> [WORK REQUIRED]: Copy all the entries word for word, but omit the pictures.

Stored data entries
========================

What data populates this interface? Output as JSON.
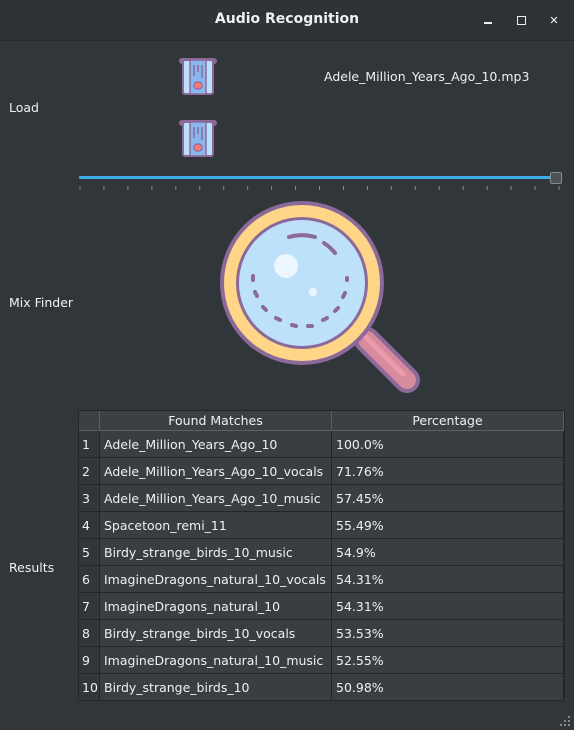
{
  "window": {
    "title": "Audio Recognition",
    "buttons": {
      "minimize": "minimize-icon",
      "maximize": "maximize-icon",
      "close": "close-icon"
    }
  },
  "sections": {
    "load_label": "Load",
    "mix_label": "Mix Finder",
    "results_label": "Results"
  },
  "load": {
    "file1_icon": "audio-file-icon",
    "file2_icon": "audio-file-icon",
    "file1_name": "Adele_Million_Years_Ago_10.mp3"
  },
  "mix_slider": {
    "value_fraction": 1.0
  },
  "finder": {
    "icon": "magnifier-icon"
  },
  "results": {
    "columns": [
      "Found Matches",
      "Percentage"
    ],
    "rows": [
      {
        "index": "1",
        "match": "Adele_Million_Years_Ago_10",
        "percentage": "100.0%"
      },
      {
        "index": "2",
        "match": "Adele_Million_Years_Ago_10_vocals",
        "percentage": "71.76%"
      },
      {
        "index": "3",
        "match": "Adele_Million_Years_Ago_10_music",
        "percentage": "57.45%"
      },
      {
        "index": "4",
        "match": "Spacetoon_remi_11",
        "percentage": "55.49%"
      },
      {
        "index": "5",
        "match": "Birdy_strange_birds_10_music",
        "percentage": "54.9%"
      },
      {
        "index": "6",
        "match": "ImagineDragons_natural_10_vocals",
        "percentage": "54.31%"
      },
      {
        "index": "7",
        "match": "ImagineDragons_natural_10",
        "percentage": "54.31%"
      },
      {
        "index": "8",
        "match": "Birdy_strange_birds_10_vocals",
        "percentage": "53.53%"
      },
      {
        "index": "9",
        "match": "ImagineDragons_natural_10_music",
        "percentage": "52.55%"
      },
      {
        "index": "10",
        "match": "Birdy_strange_birds_10",
        "percentage": "50.98%"
      }
    ]
  },
  "colors": {
    "background": "#31363b",
    "accent": "#3daee9",
    "magnifier_frame": "#ffd587",
    "magnifier_outline": "#8b6a9a",
    "magnifier_glass": "#bde0fb"
  }
}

========================

> [ANSWER TO THE PROBLEM]:
What data populates this interface? Output as JSON.
{
  "window": {
    "title": "Audio Recognition",
    "buttons": {
      "minimize": "minimize-icon",
      "maximize": "maximize-icon",
      "close": "close-icon"
    }
  },
  "sections": {
    "load_label": "Load",
    "mix_label": "Mix Finder",
    "results_label": "Results"
  },
  "load": {
    "file1_icon": "audio-file-icon",
    "file2_icon": "audio-file-icon",
    "file1_name": "Adele_Million_Years_Ago_10.mp3"
  },
  "mix_slider": {
    "value_fraction": 1.0
  },
  "finder": {
    "icon": "magnifier-icon"
  },
  "results": {
    "columns": [
      "Found Matches",
      "Percentage"
    ],
    "rows": [
      {
        "index": "1",
        "match": "Adele_Million_Years_Ago_10",
        "percentage": "100.0%"
      },
      {
        "index": "2",
        "match": "Adele_Million_Years_Ago_10_vocals",
        "percentage": "71.76%"
      },
      {
        "index": "3",
        "match": "Adele_Million_Years_Ago_10_music",
        "percentage": "57.45%"
      },
      {
        "index": "4",
        "match": "Spacetoon_remi_11",
        "percentage": "55.49%"
      },
      {
        "index": "5",
        "match": "Birdy_strange_birds_10_music",
        "percentage": "54.9%"
      },
      {
        "index": "6",
        "match": "ImagineDragons_natural_10_vocals",
        "percentage": "54.31%"
      },
      {
        "index": "7",
        "match": "ImagineDragons_natural_10",
        "percentage": "54.31%"
      },
      {
        "index": "8",
        "match": "Birdy_strange_birds_10_vocals",
        "percentage": "53.53%"
      },
      {
        "index": "9",
        "match": "ImagineDragons_natural_10_music",
        "percentage": "52.55%"
      },
      {
        "index": "10",
        "match": "Birdy_strange_birds_10",
        "percentage": "50.98%"
      }
    ]
  },
  "colors": {
    "background": "#31363b",
    "accent": "#3daee9",
    "magnifier_frame": "#ffd587",
    "magnifier_outline": "#8b6a9a",
    "magnifier_glass": "#bde0fb"
  }
}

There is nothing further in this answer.